Required work ->
Print the listing in its entirety and exactly, leaving out images.

++++ Supplied entries ++++

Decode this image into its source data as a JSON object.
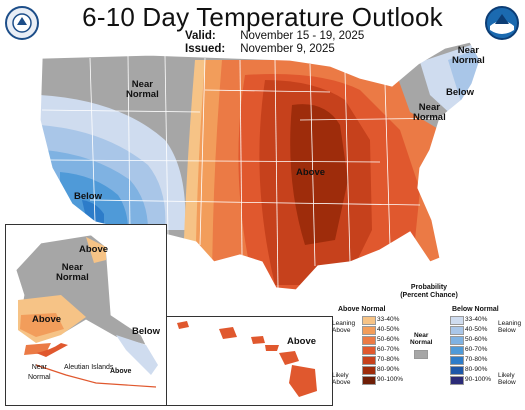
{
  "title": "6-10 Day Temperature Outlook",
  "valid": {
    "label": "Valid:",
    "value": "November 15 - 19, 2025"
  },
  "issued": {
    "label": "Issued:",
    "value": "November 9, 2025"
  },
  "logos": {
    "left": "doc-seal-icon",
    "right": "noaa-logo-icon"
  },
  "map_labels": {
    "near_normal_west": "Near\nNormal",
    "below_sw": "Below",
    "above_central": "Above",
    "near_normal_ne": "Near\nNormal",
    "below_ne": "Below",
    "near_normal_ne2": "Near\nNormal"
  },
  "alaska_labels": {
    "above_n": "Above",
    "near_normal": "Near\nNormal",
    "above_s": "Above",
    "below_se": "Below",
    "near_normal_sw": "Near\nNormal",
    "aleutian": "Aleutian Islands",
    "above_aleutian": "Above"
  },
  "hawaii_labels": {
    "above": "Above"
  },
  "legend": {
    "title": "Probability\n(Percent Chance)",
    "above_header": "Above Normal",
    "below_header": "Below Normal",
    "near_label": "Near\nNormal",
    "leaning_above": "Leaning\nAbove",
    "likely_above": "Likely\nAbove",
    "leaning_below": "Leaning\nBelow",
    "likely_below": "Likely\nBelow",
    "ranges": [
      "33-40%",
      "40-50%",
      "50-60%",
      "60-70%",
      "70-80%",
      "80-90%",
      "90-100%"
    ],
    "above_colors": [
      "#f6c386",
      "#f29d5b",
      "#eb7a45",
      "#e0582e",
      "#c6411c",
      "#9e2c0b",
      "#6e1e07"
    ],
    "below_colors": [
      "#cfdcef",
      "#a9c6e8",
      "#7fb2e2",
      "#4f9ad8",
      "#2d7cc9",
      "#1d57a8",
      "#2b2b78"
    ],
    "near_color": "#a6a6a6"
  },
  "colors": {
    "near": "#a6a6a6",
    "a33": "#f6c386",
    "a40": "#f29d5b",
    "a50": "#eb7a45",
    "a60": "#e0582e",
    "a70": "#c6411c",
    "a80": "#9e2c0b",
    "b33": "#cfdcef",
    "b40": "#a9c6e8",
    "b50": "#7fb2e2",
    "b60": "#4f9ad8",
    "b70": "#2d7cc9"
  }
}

++++

Task result ->
Decode this image into its source data as a JSON object.
{
  "title": "6-10 Day Temperature Outlook",
  "valid": {
    "label": "Valid:",
    "value": "November 15 - 19, 2025"
  },
  "issued": {
    "label": "Issued:",
    "value": "November 9, 2025"
  },
  "logos": {
    "left": "doc-seal-icon",
    "right": "noaa-logo-icon"
  },
  "map_labels": {
    "near_normal_west": "Near\nNormal",
    "below_sw": "Below",
    "above_central": "Above",
    "near_normal_ne": "Near\nNormal",
    "below_ne": "Below",
    "near_normal_ne2": "Near\nNormal"
  },
  "alaska_labels": {
    "above_n": "Above",
    "near_normal": "Near\nNormal",
    "above_s": "Above",
    "below_se": "Below",
    "near_normal_sw": "Near\nNormal",
    "aleutian": "Aleutian Islands",
    "above_aleutian": "Above"
  },
  "hawaii_labels": {
    "above": "Above"
  },
  "legend": {
    "title": "Probability\n(Percent Chance)",
    "above_header": "Above Normal",
    "below_header": "Below Normal",
    "near_label": "Near\nNormal",
    "leaning_above": "Leaning\nAbove",
    "likely_above": "Likely\nAbove",
    "leaning_below": "Leaning\nBelow",
    "likely_below": "Likely\nBelow",
    "ranges": [
      "33-40%",
      "40-50%",
      "50-60%",
      "60-70%",
      "70-80%",
      "80-90%",
      "90-100%"
    ],
    "above_colors": [
      "#f6c386",
      "#f29d5b",
      "#eb7a45",
      "#e0582e",
      "#c6411c",
      "#9e2c0b",
      "#6e1e07"
    ],
    "below_colors": [
      "#cfdcef",
      "#a9c6e8",
      "#7fb2e2",
      "#4f9ad8",
      "#2d7cc9",
      "#1d57a8",
      "#2b2b78"
    ],
    "near_color": "#a6a6a6"
  },
  "colors": {
    "near": "#a6a6a6",
    "a33": "#f6c386",
    "a40": "#f29d5b",
    "a50": "#eb7a45",
    "a60": "#e0582e",
    "a70": "#c6411c",
    "a80": "#9e2c0b",
    "b33": "#cfdcef",
    "b40": "#a9c6e8",
    "b50": "#7fb2e2",
    "b60": "#4f9ad8",
    "b70": "#2d7cc9"
  }
}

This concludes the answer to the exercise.